Exercise description: Copy out every line of the records where the string "покой" occurs.

Raw data:
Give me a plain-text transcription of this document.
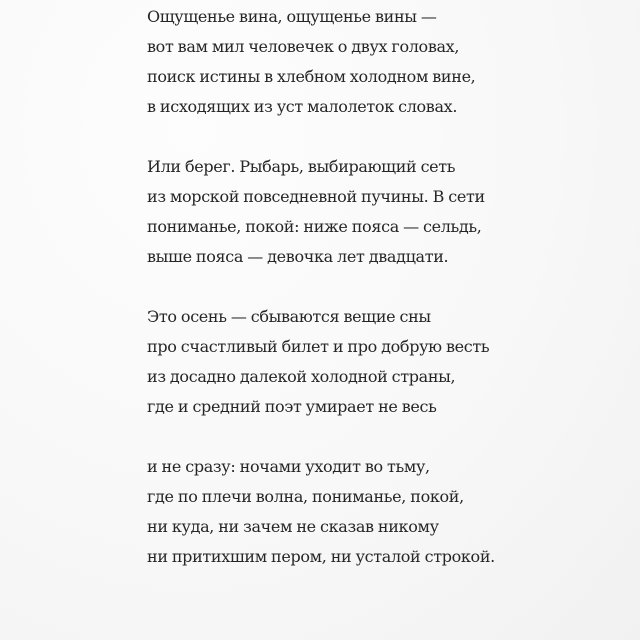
Ощущенье вина, ощущенье вины —
вот вам мил человечек о двух головах,
поиск истины в хлебном холодном вине,
в исходящих из уст малолеток словах.
Или берег. Рыбарь, выбирающий сеть
из морской повседневной пучины. В сети
пониманье, покой: ниже пояса — сельдь,
выше пояса — девочка лет двадцати.
Это осень — сбываются вещие сны
про счастливый билет и про добрую весть
из досадно далекой холодной страны,
где и средний поэт умирает не весь
и не сразу: ночами уходит во тьму,
где по плечи волна, пониманье, покой,
ни куда, ни зачем не сказав никому
ни притихшим пером, ни усталой строкой.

Response to the task:
пониманье, покой: ниже пояса — сельдь,
где по плечи волна, пониманье, покой,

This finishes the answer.